> [Data records]
....
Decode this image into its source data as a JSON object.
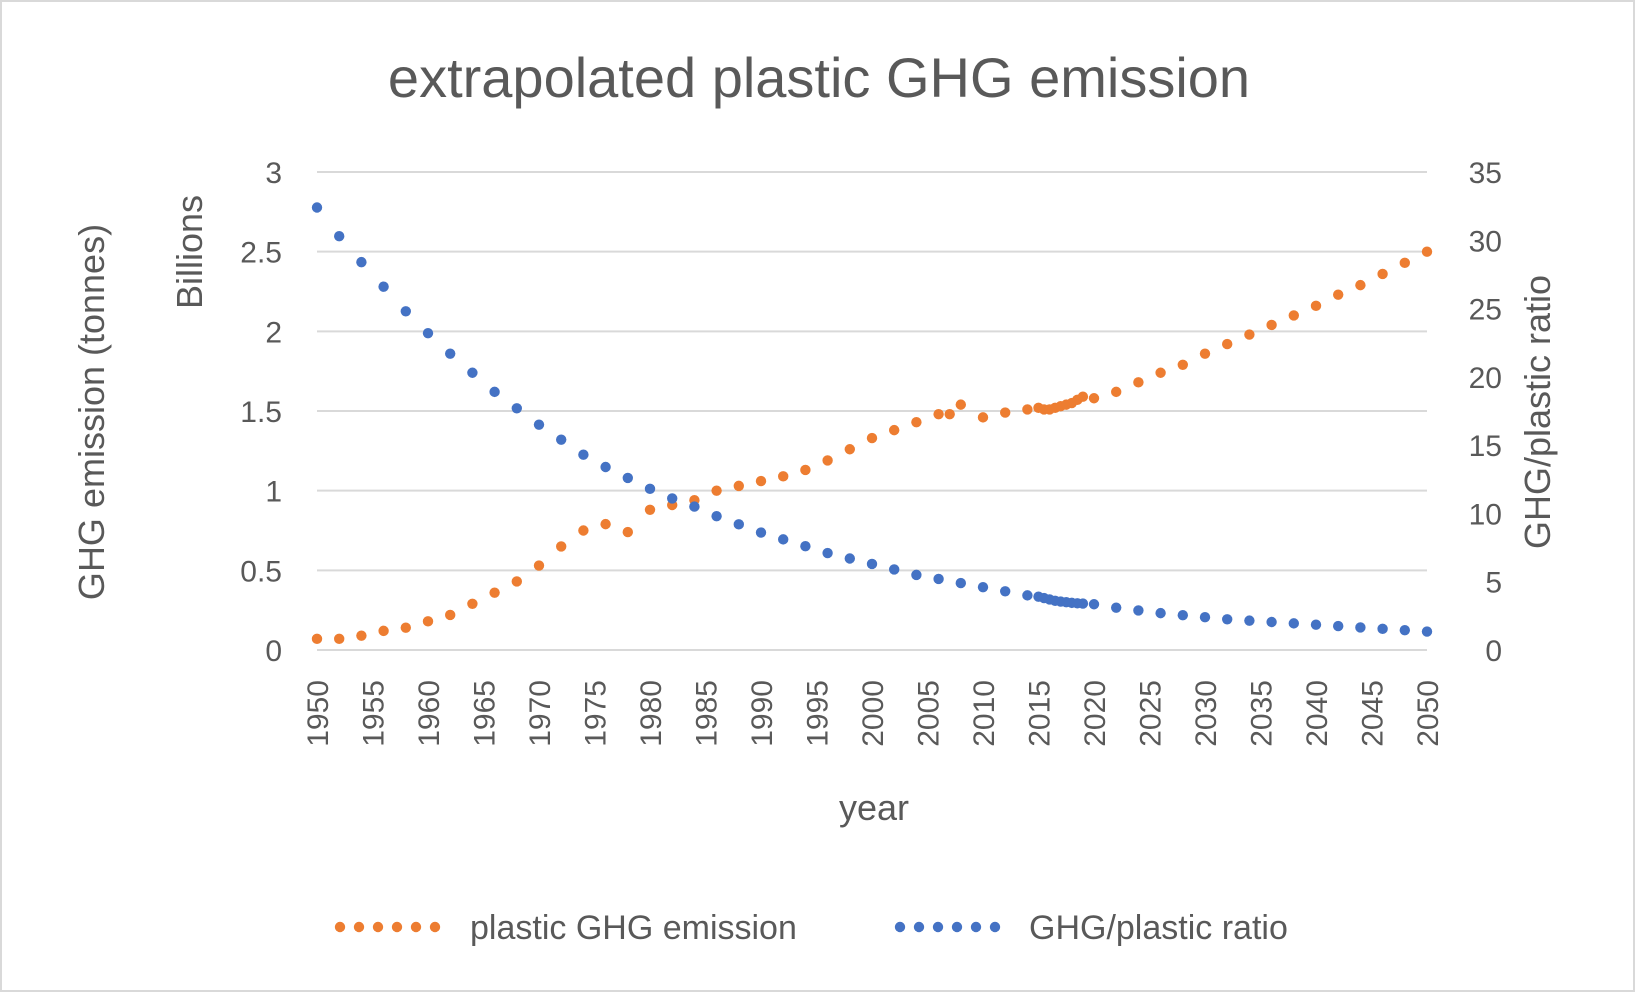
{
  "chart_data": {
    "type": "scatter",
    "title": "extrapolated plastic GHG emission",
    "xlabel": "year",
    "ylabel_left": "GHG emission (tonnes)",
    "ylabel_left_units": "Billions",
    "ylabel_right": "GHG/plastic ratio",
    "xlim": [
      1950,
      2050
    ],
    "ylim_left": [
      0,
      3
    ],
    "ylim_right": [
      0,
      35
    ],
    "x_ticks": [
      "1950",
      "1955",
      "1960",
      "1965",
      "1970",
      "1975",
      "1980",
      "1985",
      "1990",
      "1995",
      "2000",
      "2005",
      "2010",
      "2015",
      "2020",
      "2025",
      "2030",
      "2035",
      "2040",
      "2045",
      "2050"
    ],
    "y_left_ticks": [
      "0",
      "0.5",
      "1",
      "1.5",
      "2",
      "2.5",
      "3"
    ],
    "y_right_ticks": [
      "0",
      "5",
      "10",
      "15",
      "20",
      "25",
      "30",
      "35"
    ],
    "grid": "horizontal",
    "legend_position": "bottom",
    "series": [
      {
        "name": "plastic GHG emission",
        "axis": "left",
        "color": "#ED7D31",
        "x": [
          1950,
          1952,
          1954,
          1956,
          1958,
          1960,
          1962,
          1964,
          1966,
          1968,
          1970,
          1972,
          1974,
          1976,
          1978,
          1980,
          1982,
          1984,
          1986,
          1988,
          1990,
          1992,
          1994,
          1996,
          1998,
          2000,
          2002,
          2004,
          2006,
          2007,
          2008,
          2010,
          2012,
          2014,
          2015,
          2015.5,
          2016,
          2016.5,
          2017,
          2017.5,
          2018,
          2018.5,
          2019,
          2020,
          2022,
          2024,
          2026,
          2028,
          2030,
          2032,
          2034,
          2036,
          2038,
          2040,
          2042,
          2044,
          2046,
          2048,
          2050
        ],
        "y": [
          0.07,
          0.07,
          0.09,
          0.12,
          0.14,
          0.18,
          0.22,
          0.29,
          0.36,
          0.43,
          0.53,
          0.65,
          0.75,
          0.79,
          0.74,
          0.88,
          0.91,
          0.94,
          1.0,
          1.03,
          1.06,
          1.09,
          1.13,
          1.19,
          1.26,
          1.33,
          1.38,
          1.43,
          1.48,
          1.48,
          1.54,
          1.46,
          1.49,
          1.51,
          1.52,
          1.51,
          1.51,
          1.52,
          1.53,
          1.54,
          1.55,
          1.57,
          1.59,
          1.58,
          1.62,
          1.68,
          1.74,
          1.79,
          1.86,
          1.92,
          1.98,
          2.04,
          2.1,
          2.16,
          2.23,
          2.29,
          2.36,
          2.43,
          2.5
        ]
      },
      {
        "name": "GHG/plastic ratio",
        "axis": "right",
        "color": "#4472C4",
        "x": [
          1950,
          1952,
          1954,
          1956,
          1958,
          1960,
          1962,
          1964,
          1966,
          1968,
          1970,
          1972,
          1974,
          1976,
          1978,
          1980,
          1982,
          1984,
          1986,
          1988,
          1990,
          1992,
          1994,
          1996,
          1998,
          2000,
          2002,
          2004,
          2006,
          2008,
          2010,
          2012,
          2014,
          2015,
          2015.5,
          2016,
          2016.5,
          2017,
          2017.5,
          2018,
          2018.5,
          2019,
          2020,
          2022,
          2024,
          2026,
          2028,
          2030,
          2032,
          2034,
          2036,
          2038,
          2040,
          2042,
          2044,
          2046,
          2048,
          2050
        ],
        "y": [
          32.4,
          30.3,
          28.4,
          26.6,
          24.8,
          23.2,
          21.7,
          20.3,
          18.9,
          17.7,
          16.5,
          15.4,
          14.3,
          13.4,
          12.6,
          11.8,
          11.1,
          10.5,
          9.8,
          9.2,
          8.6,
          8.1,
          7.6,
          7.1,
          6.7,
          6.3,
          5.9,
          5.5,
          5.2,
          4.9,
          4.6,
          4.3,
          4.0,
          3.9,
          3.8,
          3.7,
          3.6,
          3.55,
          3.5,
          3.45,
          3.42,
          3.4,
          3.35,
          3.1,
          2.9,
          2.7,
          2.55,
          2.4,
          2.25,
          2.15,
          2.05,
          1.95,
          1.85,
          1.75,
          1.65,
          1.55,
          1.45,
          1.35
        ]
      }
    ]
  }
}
....
Ignore the images and quote every line of the listing exactly.

> [Task answer]
Decode this image into its source data as a JSON object.
{
  "chart_data": {
    "type": "scatter",
    "title": "extrapolated plastic GHG emission",
    "xlabel": "year",
    "ylabel_left": "GHG emission (tonnes)",
    "ylabel_left_units": "Billions",
    "ylabel_right": "GHG/plastic ratio",
    "xlim": [
      1950,
      2050
    ],
    "ylim_left": [
      0,
      3
    ],
    "ylim_right": [
      0,
      35
    ],
    "x_ticks": [
      "1950",
      "1955",
      "1960",
      "1965",
      "1970",
      "1975",
      "1980",
      "1985",
      "1990",
      "1995",
      "2000",
      "2005",
      "2010",
      "2015",
      "2020",
      "2025",
      "2030",
      "2035",
      "2040",
      "2045",
      "2050"
    ],
    "y_left_ticks": [
      "0",
      "0.5",
      "1",
      "1.5",
      "2",
      "2.5",
      "3"
    ],
    "y_right_ticks": [
      "0",
      "5",
      "10",
      "15",
      "20",
      "25",
      "30",
      "35"
    ],
    "grid": "horizontal",
    "legend_position": "bottom",
    "series": [
      {
        "name": "plastic GHG emission",
        "axis": "left",
        "color": "#ED7D31",
        "x": [
          1950,
          1952,
          1954,
          1956,
          1958,
          1960,
          1962,
          1964,
          1966,
          1968,
          1970,
          1972,
          1974,
          1976,
          1978,
          1980,
          1982,
          1984,
          1986,
          1988,
          1990,
          1992,
          1994,
          1996,
          1998,
          2000,
          2002,
          2004,
          2006,
          2007,
          2008,
          2010,
          2012,
          2014,
          2015,
          2015.5,
          2016,
          2016.5,
          2017,
          2017.5,
          2018,
          2018.5,
          2019,
          2020,
          2022,
          2024,
          2026,
          2028,
          2030,
          2032,
          2034,
          2036,
          2038,
          2040,
          2042,
          2044,
          2046,
          2048,
          2050
        ],
        "y": [
          0.07,
          0.07,
          0.09,
          0.12,
          0.14,
          0.18,
          0.22,
          0.29,
          0.36,
          0.43,
          0.53,
          0.65,
          0.75,
          0.79,
          0.74,
          0.88,
          0.91,
          0.94,
          1.0,
          1.03,
          1.06,
          1.09,
          1.13,
          1.19,
          1.26,
          1.33,
          1.38,
          1.43,
          1.48,
          1.48,
          1.54,
          1.46,
          1.49,
          1.51,
          1.52,
          1.51,
          1.51,
          1.52,
          1.53,
          1.54,
          1.55,
          1.57,
          1.59,
          1.58,
          1.62,
          1.68,
          1.74,
          1.79,
          1.86,
          1.92,
          1.98,
          2.04,
          2.1,
          2.16,
          2.23,
          2.29,
          2.36,
          2.43,
          2.5
        ]
      },
      {
        "name": "GHG/plastic ratio",
        "axis": "right",
        "color": "#4472C4",
        "x": [
          1950,
          1952,
          1954,
          1956,
          1958,
          1960,
          1962,
          1964,
          1966,
          1968,
          1970,
          1972,
          1974,
          1976,
          1978,
          1980,
          1982,
          1984,
          1986,
          1988,
          1990,
          1992,
          1994,
          1996,
          1998,
          2000,
          2002,
          2004,
          2006,
          2008,
          2010,
          2012,
          2014,
          2015,
          2015.5,
          2016,
          2016.5,
          2017,
          2017.5,
          2018,
          2018.5,
          2019,
          2020,
          2022,
          2024,
          2026,
          2028,
          2030,
          2032,
          2034,
          2036,
          2038,
          2040,
          2042,
          2044,
          2046,
          2048,
          2050
        ],
        "y": [
          32.4,
          30.3,
          28.4,
          26.6,
          24.8,
          23.2,
          21.7,
          20.3,
          18.9,
          17.7,
          16.5,
          15.4,
          14.3,
          13.4,
          12.6,
          11.8,
          11.1,
          10.5,
          9.8,
          9.2,
          8.6,
          8.1,
          7.6,
          7.1,
          6.7,
          6.3,
          5.9,
          5.5,
          5.2,
          4.9,
          4.6,
          4.3,
          4.0,
          3.9,
          3.8,
          3.7,
          3.6,
          3.55,
          3.5,
          3.45,
          3.42,
          3.4,
          3.35,
          3.1,
          2.9,
          2.7,
          2.55,
          2.4,
          2.25,
          2.15,
          2.05,
          1.95,
          1.85,
          1.75,
          1.65,
          1.55,
          1.45,
          1.35
        ]
      }
    ]
  }
}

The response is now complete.